[Lines of data]
^^^^^^^^^^^^^^^^

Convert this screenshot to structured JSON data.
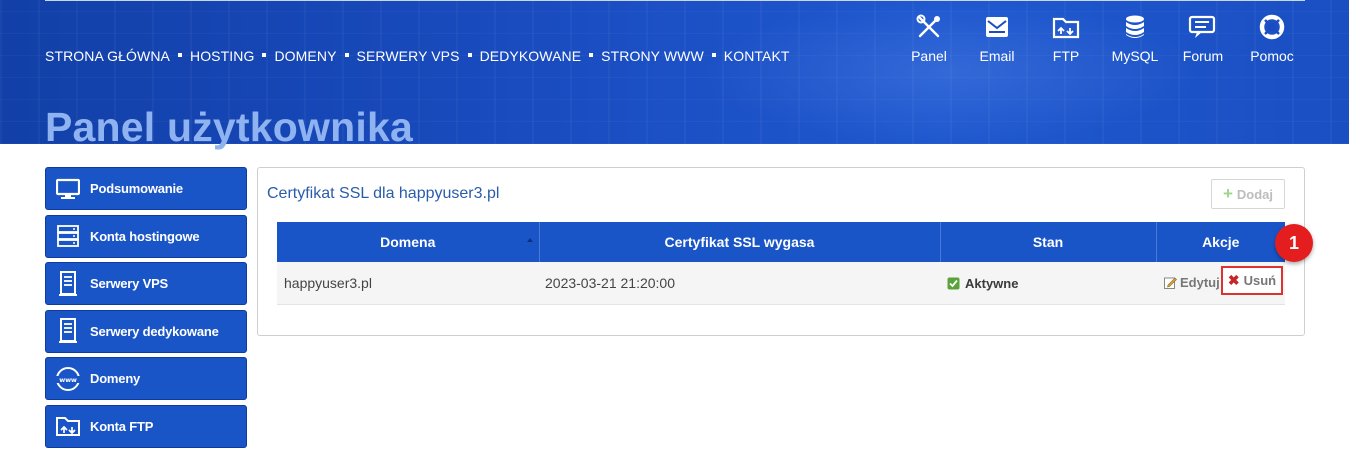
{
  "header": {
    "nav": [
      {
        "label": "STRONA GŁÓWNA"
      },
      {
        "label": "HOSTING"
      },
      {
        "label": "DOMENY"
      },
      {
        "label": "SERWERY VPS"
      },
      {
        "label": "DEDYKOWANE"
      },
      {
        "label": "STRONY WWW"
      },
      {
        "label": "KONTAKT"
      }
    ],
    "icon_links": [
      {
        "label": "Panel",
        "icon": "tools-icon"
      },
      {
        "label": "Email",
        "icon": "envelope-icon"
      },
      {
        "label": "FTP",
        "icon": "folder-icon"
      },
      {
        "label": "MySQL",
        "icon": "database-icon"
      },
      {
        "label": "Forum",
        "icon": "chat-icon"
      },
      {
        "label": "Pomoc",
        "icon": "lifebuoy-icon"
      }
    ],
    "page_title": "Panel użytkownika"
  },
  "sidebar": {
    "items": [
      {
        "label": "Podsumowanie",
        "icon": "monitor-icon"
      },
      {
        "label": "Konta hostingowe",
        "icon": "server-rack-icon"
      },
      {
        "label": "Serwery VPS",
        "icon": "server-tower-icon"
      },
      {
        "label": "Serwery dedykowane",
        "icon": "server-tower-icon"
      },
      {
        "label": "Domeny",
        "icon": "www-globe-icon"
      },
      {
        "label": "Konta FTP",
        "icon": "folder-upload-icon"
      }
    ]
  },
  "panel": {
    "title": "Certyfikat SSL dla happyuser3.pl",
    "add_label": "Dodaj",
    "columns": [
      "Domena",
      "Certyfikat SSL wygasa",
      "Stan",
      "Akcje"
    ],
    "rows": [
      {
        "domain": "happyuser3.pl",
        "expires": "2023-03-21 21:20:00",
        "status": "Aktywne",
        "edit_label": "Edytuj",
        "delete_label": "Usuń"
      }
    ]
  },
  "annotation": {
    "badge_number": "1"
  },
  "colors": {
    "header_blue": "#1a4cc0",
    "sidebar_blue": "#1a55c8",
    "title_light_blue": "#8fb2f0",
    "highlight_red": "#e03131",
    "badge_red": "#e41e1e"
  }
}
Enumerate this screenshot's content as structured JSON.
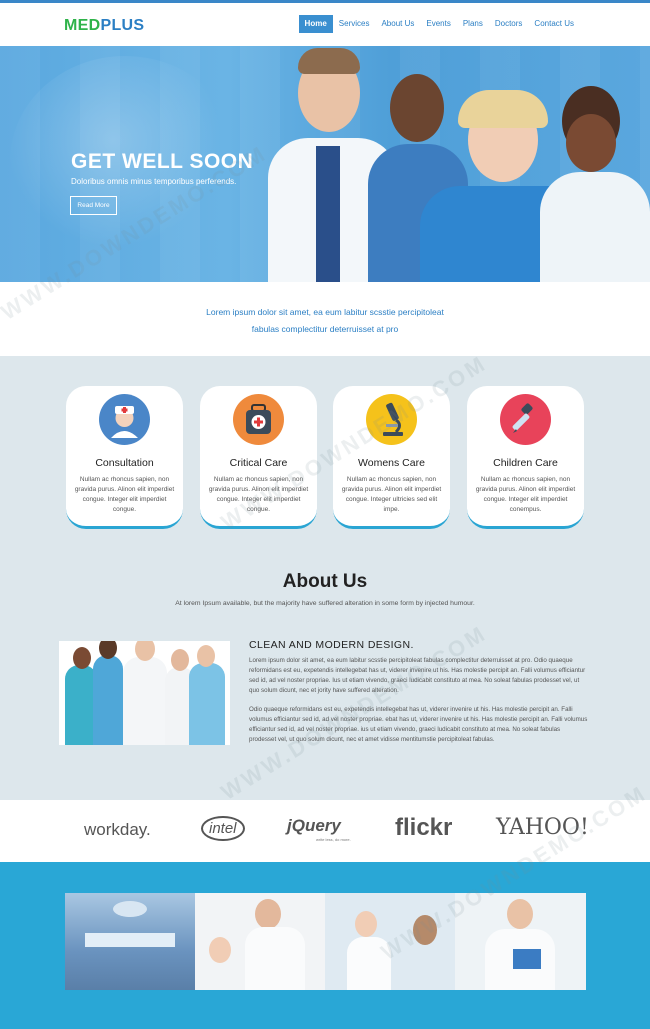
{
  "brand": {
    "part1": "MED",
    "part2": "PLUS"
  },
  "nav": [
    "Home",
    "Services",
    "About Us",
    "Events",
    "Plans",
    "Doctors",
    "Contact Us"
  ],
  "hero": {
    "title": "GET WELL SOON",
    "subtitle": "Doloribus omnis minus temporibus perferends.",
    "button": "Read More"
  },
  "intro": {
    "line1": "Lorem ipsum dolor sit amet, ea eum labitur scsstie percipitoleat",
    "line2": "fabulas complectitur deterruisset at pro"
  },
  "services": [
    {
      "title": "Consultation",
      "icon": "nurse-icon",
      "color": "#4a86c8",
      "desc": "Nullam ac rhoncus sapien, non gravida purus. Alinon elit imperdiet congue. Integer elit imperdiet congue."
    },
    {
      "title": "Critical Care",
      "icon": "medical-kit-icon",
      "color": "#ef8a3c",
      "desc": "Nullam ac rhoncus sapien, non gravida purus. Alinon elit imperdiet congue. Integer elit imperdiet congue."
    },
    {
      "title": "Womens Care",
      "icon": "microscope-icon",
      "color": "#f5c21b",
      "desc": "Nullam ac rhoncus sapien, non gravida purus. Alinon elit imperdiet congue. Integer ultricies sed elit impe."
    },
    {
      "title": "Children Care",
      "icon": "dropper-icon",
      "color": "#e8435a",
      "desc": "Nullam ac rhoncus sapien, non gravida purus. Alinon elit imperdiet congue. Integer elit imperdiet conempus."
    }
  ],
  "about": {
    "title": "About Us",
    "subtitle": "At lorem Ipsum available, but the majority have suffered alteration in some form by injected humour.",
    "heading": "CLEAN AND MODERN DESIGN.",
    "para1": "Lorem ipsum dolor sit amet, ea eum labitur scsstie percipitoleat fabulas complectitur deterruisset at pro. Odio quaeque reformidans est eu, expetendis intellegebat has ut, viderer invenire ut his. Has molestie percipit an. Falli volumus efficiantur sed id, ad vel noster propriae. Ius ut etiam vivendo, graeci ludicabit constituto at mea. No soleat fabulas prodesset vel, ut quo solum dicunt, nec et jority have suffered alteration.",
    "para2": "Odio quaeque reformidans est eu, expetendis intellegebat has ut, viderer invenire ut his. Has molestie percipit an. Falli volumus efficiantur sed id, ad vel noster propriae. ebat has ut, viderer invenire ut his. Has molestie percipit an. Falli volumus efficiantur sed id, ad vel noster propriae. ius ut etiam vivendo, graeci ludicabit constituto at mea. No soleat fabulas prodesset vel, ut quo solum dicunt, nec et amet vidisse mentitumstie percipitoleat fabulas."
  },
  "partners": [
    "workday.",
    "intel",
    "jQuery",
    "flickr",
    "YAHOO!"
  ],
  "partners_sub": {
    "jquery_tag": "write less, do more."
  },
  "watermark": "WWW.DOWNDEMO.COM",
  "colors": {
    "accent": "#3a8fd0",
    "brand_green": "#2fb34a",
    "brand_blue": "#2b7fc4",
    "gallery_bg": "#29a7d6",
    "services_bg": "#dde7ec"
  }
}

^^^^^^^^^^^^^^^^

◆ DIRECTIONS ◆
Set the listing down in full and exactly. Pictures within it should not appear in the copy.

◆ FULL SOLUTION ◆
Convert this screenshot to structured JSON data.
{
  "header": {
    "nav": [
      {
        "label": "STRONA GŁÓWNA"
      },
      {
        "label": "HOSTING"
      },
      {
        "label": "DOMENY"
      },
      {
        "label": "SERWERY VPS"
      },
      {
        "label": "DEDYKOWANE"
      },
      {
        "label": "STRONY WWW"
      },
      {
        "label": "KONTAKT"
      }
    ],
    "icon_links": [
      {
        "label": "Panel",
        "icon": "tools-icon"
      },
      {
        "label": "Email",
        "icon": "envelope-icon"
      },
      {
        "label": "FTP",
        "icon": "folder-icon"
      },
      {
        "label": "MySQL",
        "icon": "database-icon"
      },
      {
        "label": "Forum",
        "icon": "chat-icon"
      },
      {
        "label": "Pomoc",
        "icon": "lifebuoy-icon"
      }
    ],
    "page_title": "Panel użytkownika"
  },
  "sidebar": {
    "items": [
      {
        "label": "Podsumowanie",
        "icon": "monitor-icon"
      },
      {
        "label": "Konta hostingowe",
        "icon": "server-rack-icon"
      },
      {
        "label": "Serwery VPS",
        "icon": "server-tower-icon"
      },
      {
        "label": "Serwery dedykowane",
        "icon": "server-tower-icon"
      },
      {
        "label": "Domeny",
        "icon": "www-globe-icon"
      },
      {
        "label": "Konta FTP",
        "icon": "folder-upload-icon"
      }
    ]
  },
  "panel": {
    "title": "Certyfikat SSL dla happyuser3.pl",
    "add_label": "Dodaj",
    "columns": [
      "Domena",
      "Certyfikat SSL wygasa",
      "Stan",
      "Akcje"
    ],
    "rows": [
      {
        "domain": "happyuser3.pl",
        "expires": "2023-03-21 21:20:00",
        "status": "Aktywne",
        "edit_label": "Edytuj",
        "delete_label": "Usuń"
      }
    ]
  },
  "annotation": {
    "badge_number": "1"
  },
  "colors": {
    "header_blue": "#1a4cc0",
    "sidebar_blue": "#1a55c8",
    "title_light_blue": "#8fb2f0",
    "highlight_red": "#e03131",
    "badge_red": "#e41e1e"
  }
}
Enumerate this screenshot's content as structured JSON.
{
  "brand": {
    "part1": "MED",
    "part2": "PLUS"
  },
  "nav": [
    "Home",
    "Services",
    "About Us",
    "Events",
    "Plans",
    "Doctors",
    "Contact Us"
  ],
  "hero": {
    "title": "GET WELL SOON",
    "subtitle": "Doloribus omnis minus temporibus perferends.",
    "button": "Read More"
  },
  "intro": {
    "line1": "Lorem ipsum dolor sit amet, ea eum labitur scsstie percipitoleat",
    "line2": "fabulas complectitur deterruisset at pro"
  },
  "services": [
    {
      "title": "Consultation",
      "icon": "nurse-icon",
      "color": "#4a86c8",
      "desc": "Nullam ac rhoncus sapien, non gravida purus. Alinon elit imperdiet congue. Integer elit imperdiet congue."
    },
    {
      "title": "Critical Care",
      "icon": "medical-kit-icon",
      "color": "#ef8a3c",
      "desc": "Nullam ac rhoncus sapien, non gravida purus. Alinon elit imperdiet congue. Integer elit imperdiet congue."
    },
    {
      "title": "Womens Care",
      "icon": "microscope-icon",
      "color": "#f5c21b",
      "desc": "Nullam ac rhoncus sapien, non gravida purus. Alinon elit imperdiet congue. Integer ultricies sed elit impe."
    },
    {
      "title": "Children Care",
      "icon": "dropper-icon",
      "color": "#e8435a",
      "desc": "Nullam ac rhoncus sapien, non gravida purus. Alinon elit imperdiet congue. Integer elit imperdiet conempus."
    }
  ],
  "about": {
    "title": "About Us",
    "subtitle": "At lorem Ipsum available, but the majority have suffered alteration in some form by injected humour.",
    "heading": "CLEAN AND MODERN DESIGN.",
    "para1": "Lorem ipsum dolor sit amet, ea eum labitur scsstie percipitoleat fabulas complectitur deterruisset at pro. Odio quaeque reformidans est eu, expetendis intellegebat has ut, viderer invenire ut his. Has molestie percipit an. Falli volumus efficiantur sed id, ad vel noster propriae. Ius ut etiam vivendo, graeci ludicabit constituto at mea. No soleat fabulas prodesset vel, ut quo solum dicunt, nec et jority have suffered alteration.",
    "para2": "Odio quaeque reformidans est eu, expetendis intellegebat has ut, viderer invenire ut his. Has molestie percipit an. Falli volumus efficiantur sed id, ad vel noster propriae. ebat has ut, viderer invenire ut his. Has molestie percipit an. Falli volumus efficiantur sed id, ad vel noster propriae. ius ut etiam vivendo, graeci ludicabit constituto at mea. No soleat fabulas prodesset vel, ut quo solum dicunt, nec et amet vidisse mentitumstie percipitoleat fabulas."
  },
  "partners": [
    "workday.",
    "intel",
    "jQuery",
    "flickr",
    "YAHOO!"
  ],
  "partners_sub": {
    "jquery_tag": "write less, do more."
  },
  "watermark": "WWW.DOWNDEMO.COM",
  "colors": {
    "accent": "#3a8fd0",
    "brand_green": "#2fb34a",
    "brand_blue": "#2b7fc4",
    "gallery_bg": "#29a7d6",
    "services_bg": "#dde7ec"
  }
}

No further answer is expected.